▶ PROBLEM STATEMENT:
Return all lines below containing the word "image".

▶ ENTRIES PROVIDED:
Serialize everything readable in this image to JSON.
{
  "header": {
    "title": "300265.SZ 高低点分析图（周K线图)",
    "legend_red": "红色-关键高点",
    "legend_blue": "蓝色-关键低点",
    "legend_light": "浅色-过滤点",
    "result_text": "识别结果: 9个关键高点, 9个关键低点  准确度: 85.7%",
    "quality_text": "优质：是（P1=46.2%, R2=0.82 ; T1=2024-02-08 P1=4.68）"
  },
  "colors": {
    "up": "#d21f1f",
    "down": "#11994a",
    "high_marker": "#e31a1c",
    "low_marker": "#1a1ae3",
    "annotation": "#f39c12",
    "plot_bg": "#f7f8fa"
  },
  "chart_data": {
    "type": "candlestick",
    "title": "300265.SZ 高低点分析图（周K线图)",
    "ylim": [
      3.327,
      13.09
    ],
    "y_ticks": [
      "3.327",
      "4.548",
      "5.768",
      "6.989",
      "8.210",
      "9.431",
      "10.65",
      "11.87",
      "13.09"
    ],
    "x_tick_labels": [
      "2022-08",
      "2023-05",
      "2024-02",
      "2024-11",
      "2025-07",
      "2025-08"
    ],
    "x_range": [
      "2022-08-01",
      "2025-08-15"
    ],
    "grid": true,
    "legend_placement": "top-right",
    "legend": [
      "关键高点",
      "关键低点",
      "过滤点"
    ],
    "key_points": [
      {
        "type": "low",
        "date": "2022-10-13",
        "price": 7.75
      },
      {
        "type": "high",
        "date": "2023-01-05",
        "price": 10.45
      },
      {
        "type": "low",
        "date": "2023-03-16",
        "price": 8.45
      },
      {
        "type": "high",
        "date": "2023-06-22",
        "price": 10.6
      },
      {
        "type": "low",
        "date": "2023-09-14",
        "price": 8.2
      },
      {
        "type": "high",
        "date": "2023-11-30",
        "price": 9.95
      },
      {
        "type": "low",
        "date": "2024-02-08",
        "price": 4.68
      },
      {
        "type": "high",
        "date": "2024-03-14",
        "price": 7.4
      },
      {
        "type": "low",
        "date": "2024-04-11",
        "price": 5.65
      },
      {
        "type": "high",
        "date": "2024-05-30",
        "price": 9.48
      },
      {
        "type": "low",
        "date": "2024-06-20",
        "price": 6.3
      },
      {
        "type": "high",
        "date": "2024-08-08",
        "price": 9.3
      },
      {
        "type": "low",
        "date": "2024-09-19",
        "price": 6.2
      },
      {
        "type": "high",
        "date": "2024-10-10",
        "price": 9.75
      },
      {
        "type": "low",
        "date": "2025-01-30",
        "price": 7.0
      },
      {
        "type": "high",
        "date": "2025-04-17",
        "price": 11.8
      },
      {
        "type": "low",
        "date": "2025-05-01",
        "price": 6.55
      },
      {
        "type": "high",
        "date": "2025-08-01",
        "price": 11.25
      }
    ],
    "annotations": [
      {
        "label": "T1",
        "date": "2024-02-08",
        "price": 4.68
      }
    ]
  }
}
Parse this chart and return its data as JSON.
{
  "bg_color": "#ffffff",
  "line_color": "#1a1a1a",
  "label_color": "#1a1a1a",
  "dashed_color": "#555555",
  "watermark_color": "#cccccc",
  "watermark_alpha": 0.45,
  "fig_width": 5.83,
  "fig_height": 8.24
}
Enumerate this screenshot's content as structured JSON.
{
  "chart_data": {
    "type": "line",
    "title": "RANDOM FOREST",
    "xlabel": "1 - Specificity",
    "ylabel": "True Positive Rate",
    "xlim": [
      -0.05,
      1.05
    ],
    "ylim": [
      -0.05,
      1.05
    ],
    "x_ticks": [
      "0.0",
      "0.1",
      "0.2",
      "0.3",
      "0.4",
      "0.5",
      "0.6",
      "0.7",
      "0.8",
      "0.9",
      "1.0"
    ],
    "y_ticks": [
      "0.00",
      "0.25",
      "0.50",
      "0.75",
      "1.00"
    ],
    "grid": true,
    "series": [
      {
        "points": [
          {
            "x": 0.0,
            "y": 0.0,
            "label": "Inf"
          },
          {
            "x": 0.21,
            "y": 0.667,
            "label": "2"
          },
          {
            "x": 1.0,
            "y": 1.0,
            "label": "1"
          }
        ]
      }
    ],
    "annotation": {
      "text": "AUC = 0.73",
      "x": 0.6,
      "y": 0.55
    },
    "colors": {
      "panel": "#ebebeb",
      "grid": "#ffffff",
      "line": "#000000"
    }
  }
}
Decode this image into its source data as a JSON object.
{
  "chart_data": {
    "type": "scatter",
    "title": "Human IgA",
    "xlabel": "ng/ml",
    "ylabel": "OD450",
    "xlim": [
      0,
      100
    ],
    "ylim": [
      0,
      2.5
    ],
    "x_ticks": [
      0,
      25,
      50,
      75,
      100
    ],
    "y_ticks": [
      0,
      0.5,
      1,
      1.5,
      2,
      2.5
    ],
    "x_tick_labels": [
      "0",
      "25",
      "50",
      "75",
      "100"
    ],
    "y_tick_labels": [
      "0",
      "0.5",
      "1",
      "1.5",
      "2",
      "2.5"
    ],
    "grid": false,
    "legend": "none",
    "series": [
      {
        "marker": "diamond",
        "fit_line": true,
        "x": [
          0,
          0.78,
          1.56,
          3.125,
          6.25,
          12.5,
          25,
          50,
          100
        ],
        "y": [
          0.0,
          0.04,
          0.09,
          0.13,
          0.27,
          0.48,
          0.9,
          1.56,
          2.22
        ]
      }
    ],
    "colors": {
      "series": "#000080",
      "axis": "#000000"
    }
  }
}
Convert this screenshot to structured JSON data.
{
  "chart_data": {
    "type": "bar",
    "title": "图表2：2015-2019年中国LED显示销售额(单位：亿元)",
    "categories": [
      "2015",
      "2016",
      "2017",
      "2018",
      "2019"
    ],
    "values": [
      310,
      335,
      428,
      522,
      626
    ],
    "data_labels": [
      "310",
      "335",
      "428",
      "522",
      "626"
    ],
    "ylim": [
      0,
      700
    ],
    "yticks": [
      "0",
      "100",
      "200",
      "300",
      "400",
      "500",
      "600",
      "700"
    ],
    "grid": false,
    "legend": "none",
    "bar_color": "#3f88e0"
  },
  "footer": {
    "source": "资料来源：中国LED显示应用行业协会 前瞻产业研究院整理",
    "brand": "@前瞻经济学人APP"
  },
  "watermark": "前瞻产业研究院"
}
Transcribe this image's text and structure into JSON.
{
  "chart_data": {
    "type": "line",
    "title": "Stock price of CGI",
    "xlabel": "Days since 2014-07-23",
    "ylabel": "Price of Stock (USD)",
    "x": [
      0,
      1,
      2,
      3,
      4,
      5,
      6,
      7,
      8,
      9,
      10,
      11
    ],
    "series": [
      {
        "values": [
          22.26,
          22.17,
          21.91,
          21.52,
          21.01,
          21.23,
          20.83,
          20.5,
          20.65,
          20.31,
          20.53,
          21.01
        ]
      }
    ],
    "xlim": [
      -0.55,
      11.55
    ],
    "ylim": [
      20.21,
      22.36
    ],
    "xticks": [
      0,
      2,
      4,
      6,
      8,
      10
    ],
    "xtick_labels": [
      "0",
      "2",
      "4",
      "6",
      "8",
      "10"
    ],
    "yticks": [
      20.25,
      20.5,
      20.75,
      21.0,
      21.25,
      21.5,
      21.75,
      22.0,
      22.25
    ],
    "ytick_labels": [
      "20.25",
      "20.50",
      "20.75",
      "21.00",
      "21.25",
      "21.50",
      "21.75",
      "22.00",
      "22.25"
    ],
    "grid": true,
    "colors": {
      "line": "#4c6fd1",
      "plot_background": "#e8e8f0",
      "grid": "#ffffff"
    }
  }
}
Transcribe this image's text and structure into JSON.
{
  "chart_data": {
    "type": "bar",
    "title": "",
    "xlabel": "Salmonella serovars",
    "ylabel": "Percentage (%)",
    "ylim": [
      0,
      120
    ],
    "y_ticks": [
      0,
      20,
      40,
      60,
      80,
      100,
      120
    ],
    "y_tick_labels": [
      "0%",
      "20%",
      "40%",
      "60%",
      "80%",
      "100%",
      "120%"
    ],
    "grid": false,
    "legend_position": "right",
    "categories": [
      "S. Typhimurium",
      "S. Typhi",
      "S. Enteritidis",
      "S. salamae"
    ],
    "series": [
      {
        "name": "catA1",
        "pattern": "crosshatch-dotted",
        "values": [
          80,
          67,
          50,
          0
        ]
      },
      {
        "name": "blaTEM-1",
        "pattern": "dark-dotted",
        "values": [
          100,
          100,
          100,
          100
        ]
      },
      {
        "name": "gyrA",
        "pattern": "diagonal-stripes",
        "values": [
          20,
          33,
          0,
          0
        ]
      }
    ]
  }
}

▶ OUTPUT:
Serialize everything readable in this image to JSON.
Decode this image into its source data as a JSON object.
Transcribe this image's text and structure into JSON.
Transcribe this image's text and structure into JSON.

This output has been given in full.